-------- Stored records --------

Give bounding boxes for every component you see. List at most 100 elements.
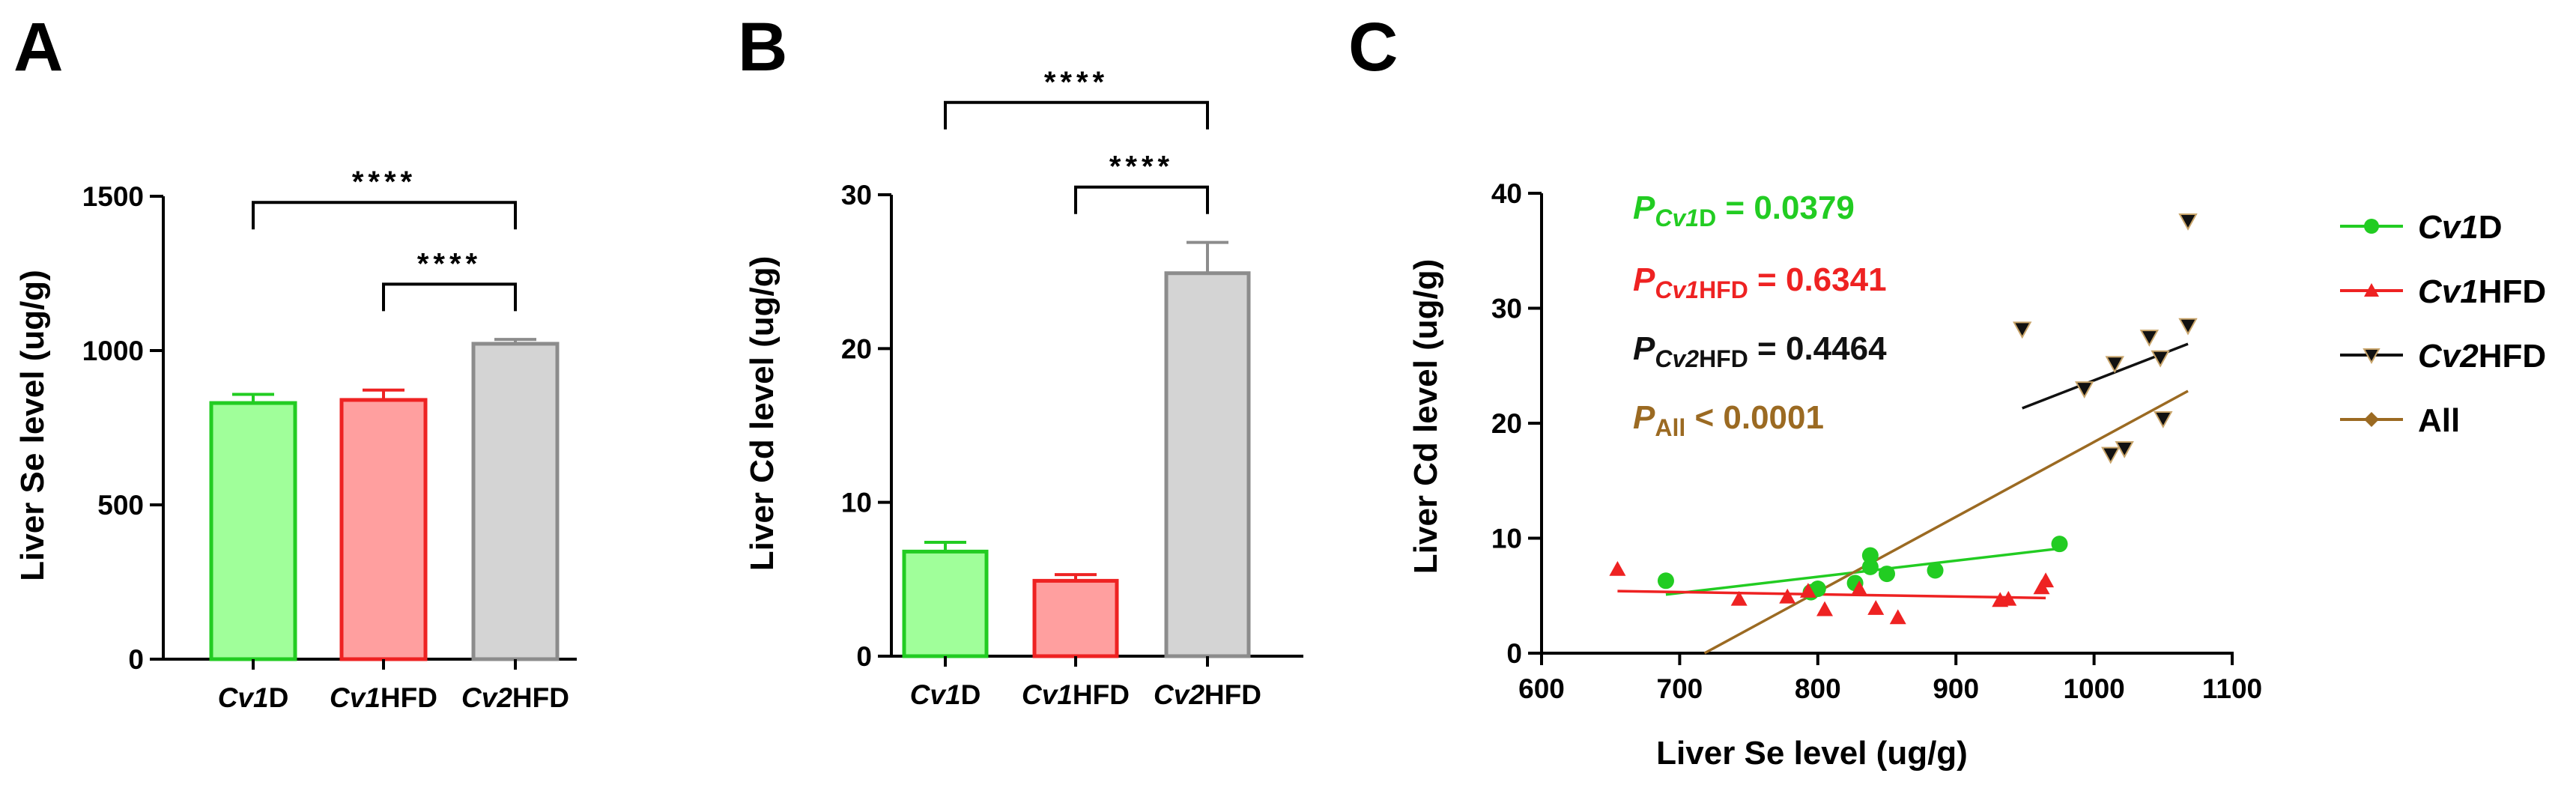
- x-tick-label: 1100: [2202, 673, 2262, 704]
- data-point: [2363, 348, 2380, 365]
- p-symbol: P: [1633, 399, 1655, 436]
- data-point: [2000, 590, 2017, 606]
- x-tick-label: 600: [1518, 673, 1565, 704]
- data-point: [1730, 590, 1748, 606]
- p-subscript-rest: All: [1655, 414, 1685, 441]
- cat-rest: HFD: [381, 682, 437, 713]
- data-point: [1861, 558, 1879, 575]
- x-axis-label-c: Liver Se level (ug/g): [1656, 735, 1968, 772]
- cat-rest: HFD: [1073, 679, 1130, 710]
- data-point: [2364, 412, 2379, 427]
- p-value-text: = 0.4464: [1748, 330, 1887, 367]
- x-tick-label: Cv1HFD: [1022, 679, 1130, 710]
- bar-cv2hfd: [471, 342, 560, 661]
- y-tick-label: 10: [841, 488, 872, 518]
- legend-rest: HFD: [2479, 273, 2546, 310]
- panel-a: A Liver Se level (ug/g) 0 500 1000 1500 Cv1D…: [13, 9, 577, 713]
- data-point: [2364, 219, 2379, 234]
- p-subscript: Cv2: [1655, 345, 1699, 372]
- panel-label-b: B: [738, 9, 787, 85]
- y-tick-label: 1500: [82, 181, 144, 212]
- bar-cv1hfd: [339, 398, 428, 661]
- panel-c: C Liver Cd level (ug/g) Liver Se level (…: [1348, 9, 2546, 772]
- p-value-stat: PAll < 0.0001: [1633, 399, 1824, 441]
- cat-italic: Cv1: [218, 682, 269, 713]
- y-axis-label-c: Liver Cd level (ug/g): [1407, 259, 1444, 575]
- data-point: [2074, 381, 2094, 399]
- legend-item: All: [2340, 402, 2460, 439]
- fit-line: [1703, 390, 2189, 655]
- panel-label-c: C: [1348, 9, 1398, 85]
- data-point: [2178, 318, 2198, 336]
- bar-cv1d: [209, 401, 297, 661]
- significance-stars: ****: [352, 166, 416, 198]
- legend-italic: Cv2: [2418, 338, 2479, 375]
- y-tick-label: 10: [1491, 524, 1522, 554]
- data-point: [1779, 588, 1796, 604]
- y-tick-label: 20: [1491, 408, 1522, 439]
- fit-line: [1665, 547, 2060, 596]
- significance-bracket: [382, 282, 517, 312]
- significance-stars: ****: [417, 247, 482, 280]
- y-tick-label: 20: [841, 333, 872, 364]
- bar-cv2hfd: [1164, 271, 1251, 658]
- y-tick-label: 30: [841, 180, 872, 210]
- x-tick-label: Cv1HFD: [330, 682, 437, 713]
- x-tick-label: 900: [1933, 673, 1979, 704]
- legend-italic: Cv1: [2418, 209, 2479, 246]
- bar-cv1d: [902, 549, 989, 658]
- y-tick-label: 40: [1491, 178, 1522, 209]
- significance-stars: ****: [1044, 66, 1109, 99]
- x-tick-label: 700: [1657, 673, 1703, 704]
- significance-bracket: [944, 100, 1209, 130]
- data-point: [2115, 440, 2134, 458]
- data-point: [2013, 321, 2032, 339]
- cat-rest: D: [961, 679, 981, 710]
- data-point: [1927, 562, 1944, 579]
- cat-italic: Cv2: [461, 682, 512, 713]
- legend-label: All: [2418, 402, 2460, 439]
- panel-label-a: A: [13, 9, 63, 85]
- data-point: [2101, 446, 2121, 464]
- bar-cv1hfd: [1032, 578, 1119, 658]
- p-value-text: = 0.0379: [1716, 190, 1855, 226]
- p-symbol: P: [1633, 261, 1655, 298]
- data-point: [1851, 581, 1868, 595]
- p-symbol: P: [1633, 330, 1655, 367]
- p-subscript: Cv1: [1655, 204, 1699, 231]
- p-value-stat: PCv1HFD = 0.6341: [1633, 261, 1887, 303]
- y-axis-label-a: Liver Se level (ug/g): [14, 270, 51, 581]
- data-point: [2154, 411, 2173, 428]
- x-tick-label: Cv1D: [910, 679, 981, 710]
- cat-rest: HFD: [1204, 679, 1261, 710]
- p-subscript-rest: D: [1699, 204, 1716, 231]
- data-point: [1867, 600, 1885, 615]
- y-tick-label: 500: [97, 490, 144, 521]
- fit-line: [1617, 590, 2046, 600]
- cat-rest: D: [269, 682, 289, 713]
- data-point: [2178, 213, 2198, 231]
- data-point: [2364, 283, 2379, 297]
- x-tick-label: Cv2HFD: [461, 682, 569, 713]
- y-tick-label: 1000: [82, 336, 144, 366]
- y-tick-label: 0: [1506, 638, 1522, 669]
- cat-italic: Cv2: [1154, 679, 1204, 710]
- significance-bracket: [252, 201, 517, 230]
- legend-item: Cv2HFD: [2340, 338, 2546, 375]
- p-value-text: < 0.0001: [1685, 399, 1824, 436]
- data-point: [2105, 356, 2124, 374]
- legend-label: Cv1HFD: [2418, 273, 2546, 310]
- legend-label: Cv1D: [2418, 209, 2503, 246]
- significance-bracket: [1074, 185, 1209, 214]
- y-tick-label: 0: [128, 644, 144, 675]
- cat-italic: Cv1: [1022, 679, 1073, 710]
- y-tick-label: 0: [856, 641, 872, 672]
- cat-italic: Cv1: [910, 679, 961, 710]
- legend-italic: Cv1: [2418, 273, 2479, 310]
- p-value-stat: PCv2HFD = 0.4464: [1633, 330, 1887, 372]
- data-point: [2151, 350, 2170, 368]
- data-point: [2139, 330, 2160, 347]
- p-subscript: Cv1: [1655, 276, 1699, 303]
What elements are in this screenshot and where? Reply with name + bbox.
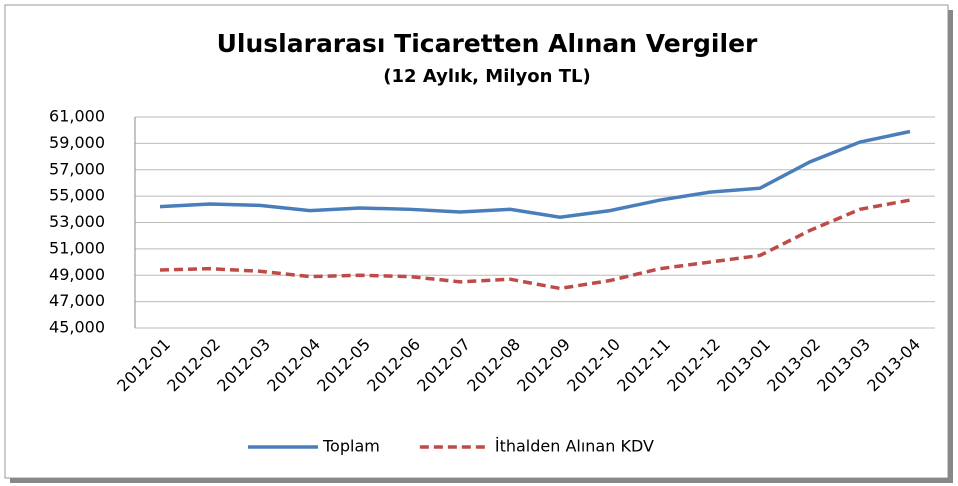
y-tick-label: 49,000 [49,265,105,284]
y-tick-label: 61,000 [49,107,105,126]
y-tick-label: 55,000 [49,186,105,205]
y-tick-label: 53,000 [49,212,105,231]
y-tick-label: 51,000 [49,238,105,257]
legend-label: Toplam [322,437,380,456]
shadow [10,478,953,483]
chart-subtitle: (12 Aylık, Milyon TL) [383,66,590,87]
y-tick-label: 57,000 [49,159,105,178]
shadow [948,10,953,483]
y-tick-label: 59,000 [49,133,105,152]
y-tick-label: 47,000 [49,291,105,310]
series-line [159,198,911,291]
series-line [159,129,911,219]
chart-title: Uluslararası Ticaretten Alınan Vergiler [217,29,758,58]
legend-label: İthalden Alınan KDV [495,437,654,456]
y-tick-label: 45,000 [49,318,105,337]
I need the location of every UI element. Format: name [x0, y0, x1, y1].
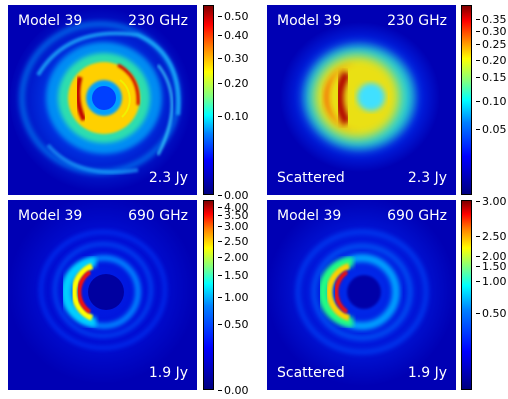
flux-label: 2.3 Jy — [407, 170, 447, 186]
colorbar-tick: 0.30 — [218, 52, 249, 65]
colorbar-tick: 2.00 — [218, 251, 249, 264]
colorbar-tick: 0.25 — [476, 38, 507, 51]
colorbar-tick: 0.05 — [476, 123, 507, 136]
colorbar-tick: 4.00 — [218, 201, 249, 214]
colorbar — [461, 200, 472, 390]
colorbar-tick: 2.50 — [476, 230, 507, 243]
frequency-label: 690 GHz — [387, 208, 447, 224]
model-label: Model 39 — [277, 208, 342, 224]
frequency-label: 690 GHz — [128, 208, 188, 224]
image-panel-230ghz: Model 39 230 GHz 2.3 Jy — [8, 5, 197, 195]
colorbar-tick: 2.50 — [218, 235, 249, 248]
colorbar-tick: 3.50 — [218, 209, 249, 222]
flux-label: 1.9 Jy — [407, 365, 447, 381]
colorbar-tick: 2.00 — [476, 250, 507, 263]
frequency-label: 230 GHz — [387, 13, 447, 29]
colorbar-tick: 1.50 — [476, 260, 507, 273]
colorbar — [461, 5, 472, 195]
image-panel-690ghz: Model 39 690 GHz 1.9 Jy — [8, 200, 197, 390]
black-hole-image — [10, 8, 194, 192]
colorbar — [203, 5, 214, 195]
colorbar-tick: 0.40 — [218, 29, 249, 42]
colorbar-tick: 0.20 — [218, 77, 249, 90]
colorbar-tick: 0.00 — [218, 189, 249, 202]
image-panel-690ghz-scattered: Model 39 690 GHz Scattered 1.9 Jy — [267, 200, 456, 390]
frequency-label: 230 GHz — [128, 13, 188, 29]
colorbar-tick: 1.00 — [218, 291, 249, 304]
colorbar-tick: 0.50 — [218, 10, 249, 23]
model-label: Model 39 — [18, 13, 83, 29]
colorbar-tick: 0.35 — [476, 13, 507, 26]
flux-label: 1.9 Jy — [148, 365, 188, 381]
scattered-label: Scattered — [277, 170, 345, 186]
colorbar-tick: 3.00 — [476, 195, 507, 208]
colorbar-tick: 0.10 — [476, 95, 507, 108]
colorbar-tick: 0.50 — [218, 318, 249, 331]
colorbar-tick: 0.30 — [476, 25, 507, 38]
colorbar-tick: 1.50 — [218, 269, 249, 282]
model-label: Model 39 — [18, 208, 83, 224]
colorbar-tick: 0.00 — [218, 384, 249, 397]
black-hole-image — [8, 200, 197, 390]
flux-label: 2.3 Jy — [148, 170, 188, 186]
black-hole-image — [267, 200, 456, 390]
black-hole-image — [280, 22, 440, 172]
colorbar-tick: 3.00 — [218, 220, 249, 233]
scattered-label: Scattered — [277, 365, 345, 381]
colorbar-tick: 0.50 — [476, 307, 507, 320]
colorbar — [203, 200, 214, 390]
model-label: Model 39 — [277, 13, 342, 29]
colorbar-tick: 0.10 — [218, 110, 249, 123]
colorbar-tick: 0.20 — [476, 54, 507, 67]
colorbar-tick: 1.00 — [476, 275, 507, 288]
image-panel-230ghz-scattered: Model 39 230 GHz Scattered 2.3 Jy — [267, 5, 456, 195]
colorbar-tick: 0.15 — [476, 71, 507, 84]
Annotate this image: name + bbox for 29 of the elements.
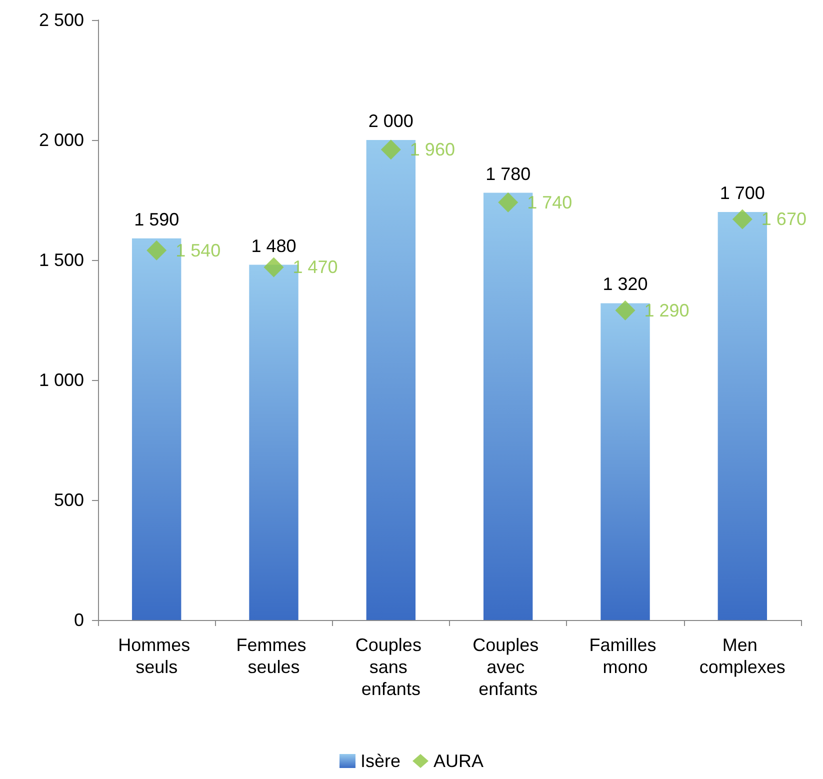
x-tick-label: Couples avec enfants	[472, 635, 544, 699]
x-tick-label: Femmes seules	[236, 635, 312, 677]
x-tick-label: Men complexes	[699, 635, 786, 677]
y-tick-label: 2 000	[38, 130, 84, 150]
legend-label: Isère	[360, 751, 401, 771]
data-label: 1 470	[292, 257, 338, 278]
data-label: 1 320	[602, 274, 648, 294]
y-tick-label: 1 500	[38, 250, 84, 270]
point	[264, 257, 284, 278]
point	[380, 140, 401, 160]
point	[146, 240, 167, 260]
legend-label: AURA	[434, 751, 484, 771]
x-tick-label: Couples sans enfants	[355, 635, 426, 699]
point	[615, 300, 636, 320]
x-tick-label: Hommes seuls	[118, 635, 196, 677]
y-tick-label: 0	[74, 610, 84, 630]
data-label: 1 780	[486, 164, 531, 184]
data-label: 1 480	[251, 236, 296, 256]
data-label: 1 590	[134, 209, 180, 230]
x-tick-label: Familles mono	[589, 635, 662, 677]
y-tick-label: 500	[54, 490, 84, 510]
data-label: 1 740	[527, 192, 572, 212]
data-label: 1 540	[176, 240, 221, 260]
y-tick-label: 1 000	[38, 370, 84, 390]
y-tick-label: 2 500	[38, 10, 84, 30]
data-label: 1 700	[720, 183, 765, 203]
data-label: 2 000	[368, 111, 414, 131]
point	[498, 192, 518, 212]
point	[732, 209, 752, 230]
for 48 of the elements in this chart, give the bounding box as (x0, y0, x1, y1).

--------

## Task goal
Reproduce the rows verbatim, starting at the line that contains "- x-tick-label: 1100: [2202, 673, 2262, 704]" and ending at the line that contains "- y-tick-label: 10: [841, 488, 872, 518]", including both of those lines.

## Answer to this problem
- x-tick-label: 1100: [2202, 673, 2262, 704]
- data-point: [2363, 348, 2380, 365]
- p-symbol: P: [1633, 399, 1655, 436]
- data-point: [2000, 590, 2017, 606]
- x-tick-label: 600: [1518, 673, 1565, 704]
- data-point: [1730, 590, 1748, 606]
- p-subscript-rest: All: [1655, 414, 1685, 441]
- cat-rest: HFD: [381, 682, 437, 713]
- data-point: [1861, 558, 1879, 575]
- x-axis-label-c: Liver Se level (ug/g): [1656, 735, 1968, 772]
- cat-rest: HFD: [1073, 679, 1130, 710]
- data-point: [2364, 412, 2379, 427]
- p-value-text: = 0.4464: [1748, 330, 1887, 367]
- x-tick-label: Cv1HFD: [1022, 679, 1130, 710]
- bar-cv2hfd: [471, 342, 560, 661]
- y-tick-label: 10: [841, 488, 872, 518]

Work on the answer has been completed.